■ **SET EXERCISE**:
Return the data exactly, with all pictures removed.

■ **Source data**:
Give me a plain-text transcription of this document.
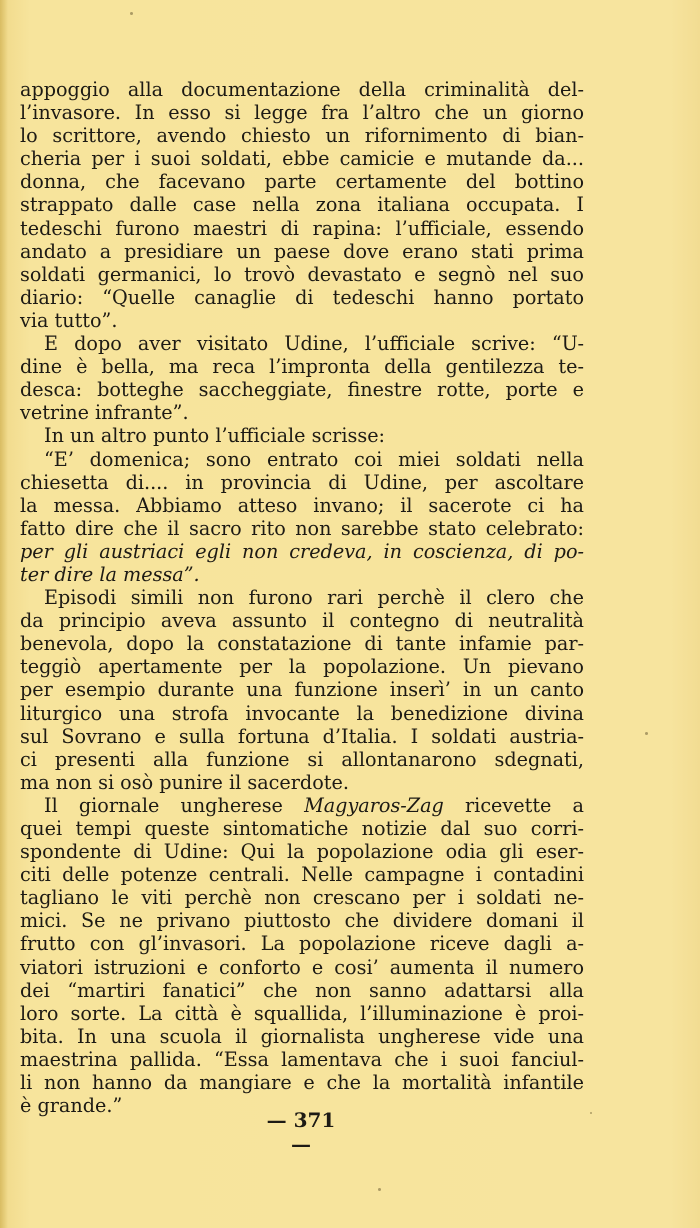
appoggio alla documentazione della criminalità del-
l’invasore. In esso si legge fra l’altro che un giorno
lo scrittore, avendo chiesto un rifornimento di bian-
cheria per i suoi soldati, ebbe camicie e mutande da...
donna, che facevano parte certamente del bottino
strappato dalle case nella zona italiana occupata. I
tedeschi furono maestri di rapina: l’ufficiale, essendo
andato a presidiare un paese dove erano stati prima
soldati germanici, lo trovò devastato e segnò nel suo
diario: “Quelle canaglie di tedeschi hanno portato
via tutto”.
E dopo aver visitato Udine, l’ufficiale scrive: “U-
dine è bella, ma reca l’impronta della gentilezza te-
desca: botteghe saccheggiate, finestre rotte, porte e
vetrine infrante”.
In un altro punto l’ufficiale scrisse:
“E’ domenica; sono entrato coi miei soldati nella
chiesetta di.... in provincia di Udine, per ascoltare
la messa. Abbiamo atteso invano; il sacerote ci ha
fatto dire che il sacro rito non sarebbe stato celebrato:
per gli austriaci egli non credeva, in coscienza, di po-
ter dire la messa”.
Episodi simili non furono rari perchè il clero che
da principio aveva assunto il contegno di neutralità
benevola, dopo la constatazione di tante infamie par-
teggiò apertamente per la popolazione. Un pievano
per esempio durante una funzione inserì’ in un canto
liturgico una strofa invocante la benedizione divina
sul Sovrano e sulla fortuna d’Italia. I soldati austria-
ci presenti alla funzione si allontanarono sdegnati,
ma non si osò punire il sacerdote.
Il giornale ungherese Magyaros-Zag ricevette a
quei tempi queste sintomatiche notizie dal suo corri-
spondente di Udine: Qui la popolazione odia gli eser-
citi delle potenze centrali. Nelle campagne i contadini
tagliano le viti perchè non crescano per i soldati ne-
mici. Se ne privano piuttosto che dividere domani il
frutto con gl’invasori. La popolazione riceve dagli a-
viatori istruzioni e conforto e cosi’ aumenta il numero
dei “martiri fanatici” che non sanno adattarsi alla
loro sorte. La città è squallida, l’illuminazione è proi-
bita. In una scuola il giornalista ungherese vide una
maestrina pallida. “Essa lamentava che i suoi fanciul-
li non hanno da mangiare e che la mortalità infantile
è grande.”

— 371 —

■ **CORRECT ANSWER**:
Give me a plain-text transcription of this document.
appoggio alla documentazione della criminalità del-
l’invasore. In esso si legge fra l’altro che un giorno
lo scrittore, avendo chiesto un rifornimento di bian-
cheria per i suoi soldati, ebbe camicie e mutande da...
donna, che facevano parte certamente del bottino
strappato dalle case nella zona italiana occupata. I
tedeschi furono maestri di rapina: l’ufficiale, essendo
andato a presidiare un paese dove erano stati prima
soldati germanici, lo trovò devastato e segnò nel suo
diario: “Quelle canaglie di tedeschi hanno portato
via tutto”.
E dopo aver visitato Udine, l’ufficiale scrive: “U-
dine è bella, ma reca l’impronta della gentilezza te-
desca: botteghe saccheggiate, finestre rotte, porte e
vetrine infrante”.
In un altro punto l’ufficiale scrisse:
“E’ domenica; sono entrato coi miei soldati nella
chiesetta di.... in provincia di Udine, per ascoltare
la messa. Abbiamo atteso invano; il sacerote ci ha
fatto dire che il sacro rito non sarebbe stato celebrato:
per gli austriaci egli non credeva, in coscienza, di po-
ter dire la messa”.
Episodi simili non furono rari perchè il clero che
da principio aveva assunto il contegno di neutralità
benevola, dopo la constatazione di tante infamie par-
teggiò apertamente per la popolazione. Un pievano
per esempio durante una funzione inserì’ in un canto
liturgico una strofa invocante la benedizione divina
sul Sovrano e sulla fortuna d’Italia. I soldati austria-
ci presenti alla funzione si allontanarono sdegnati,
ma non si osò punire il sacerdote.
Il giornale ungherese Magyaros-Zag ricevette a
quei tempi queste sintomatiche notizie dal suo corri-
spondente di Udine: Qui la popolazione odia gli eser-
citi delle potenze centrali. Nelle campagne i contadini
tagliano le viti perchè non crescano per i soldati ne-
mici. Se ne privano piuttosto che dividere domani il
frutto con gl’invasori. La popolazione riceve dagli a-
viatori istruzioni e conforto e cosi’ aumenta il numero
dei “martiri fanatici” che non sanno adattarsi alla
loro sorte. La città è squallida, l’illuminazione è proi-
bita. In una scuola il giornalista ungherese vide una
maestrina pallida. “Essa lamentava che i suoi fanciul-
li non hanno da mangiare e che la mortalità infantile
è grande.”

— 371 —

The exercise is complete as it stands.